*What you should do*:
Copy out each line containing "Sweden" from the entries below.

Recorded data
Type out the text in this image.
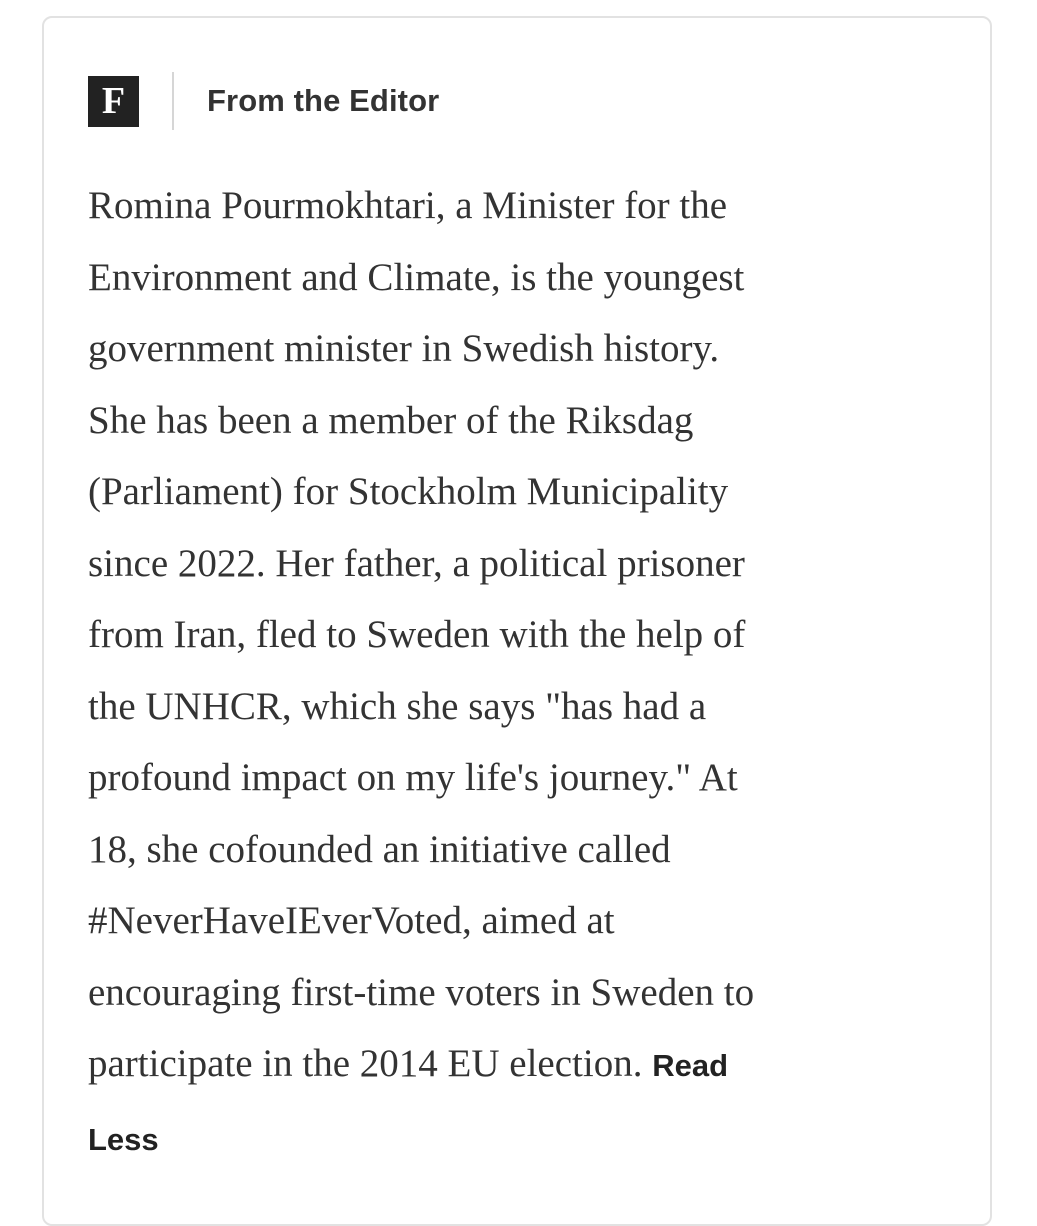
F	From the Editor

Romina Pourmokhtari, a Minister for the
Environment and Climate, is the youngest
government minister in Swedish history.
She has been a member of the Riksdag
(Parliament) for Stockholm Municipality
since 2022. Her father, a political prisoner
from Iran, fled to Sweden with the help of
the UNHCR, which she says "has had a
profound impact on my life's journey." At
18, she cofounded an initiative called
#NeverHaveIEverVoted, aimed at
encouraging first-time voters in Sweden to
participate in the 2014 EU election. Read
Less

*Correct answer*:
from Iran, fled to Sweden with the help of
encouraging first-time voters in Sweden to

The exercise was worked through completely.